_WHAT TO DO_
Quote, verbatim, all material below, without pictures.

START MATERIAL SHOWN

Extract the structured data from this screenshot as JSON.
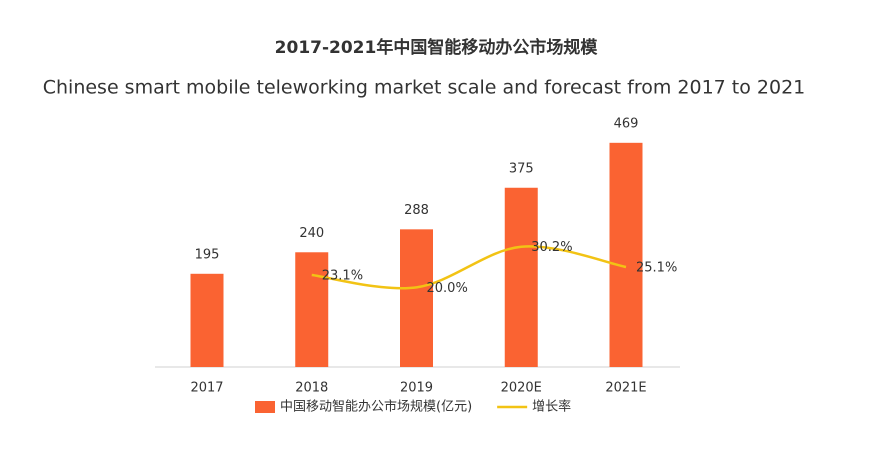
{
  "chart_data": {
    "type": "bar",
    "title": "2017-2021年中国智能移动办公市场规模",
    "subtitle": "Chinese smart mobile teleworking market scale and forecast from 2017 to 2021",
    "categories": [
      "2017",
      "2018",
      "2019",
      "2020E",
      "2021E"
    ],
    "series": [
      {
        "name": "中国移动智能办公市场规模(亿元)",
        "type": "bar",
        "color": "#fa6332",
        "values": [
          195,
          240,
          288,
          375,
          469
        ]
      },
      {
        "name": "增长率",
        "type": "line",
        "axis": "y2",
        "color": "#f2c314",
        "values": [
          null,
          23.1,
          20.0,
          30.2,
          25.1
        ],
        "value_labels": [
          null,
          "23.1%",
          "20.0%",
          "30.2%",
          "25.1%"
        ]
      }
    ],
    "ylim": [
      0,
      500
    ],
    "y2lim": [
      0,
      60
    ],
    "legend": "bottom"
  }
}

END MATERIAL SHOWN

_TASK RESULT_
Extract the structured data from this screenshot as JSON.
{
  "chart_data": {
    "type": "bar",
    "title": "2017-2021年中国智能移动办公市场规模",
    "subtitle": "Chinese smart mobile teleworking market scale and forecast from 2017 to 2021",
    "categories": [
      "2017",
      "2018",
      "2019",
      "2020E",
      "2021E"
    ],
    "series": [
      {
        "name": "中国移动智能办公市场规模(亿元)",
        "type": "bar",
        "color": "#fa6332",
        "values": [
          195,
          240,
          288,
          375,
          469
        ]
      },
      {
        "name": "增长率",
        "type": "line",
        "axis": "y2",
        "color": "#f2c314",
        "values": [
          null,
          23.1,
          20.0,
          30.2,
          25.1
        ],
        "value_labels": [
          null,
          "23.1%",
          "20.0%",
          "30.2%",
          "25.1%"
        ]
      }
    ],
    "ylim": [
      0,
      500
    ],
    "y2lim": [
      0,
      60
    ],
    "legend": "bottom"
  }
}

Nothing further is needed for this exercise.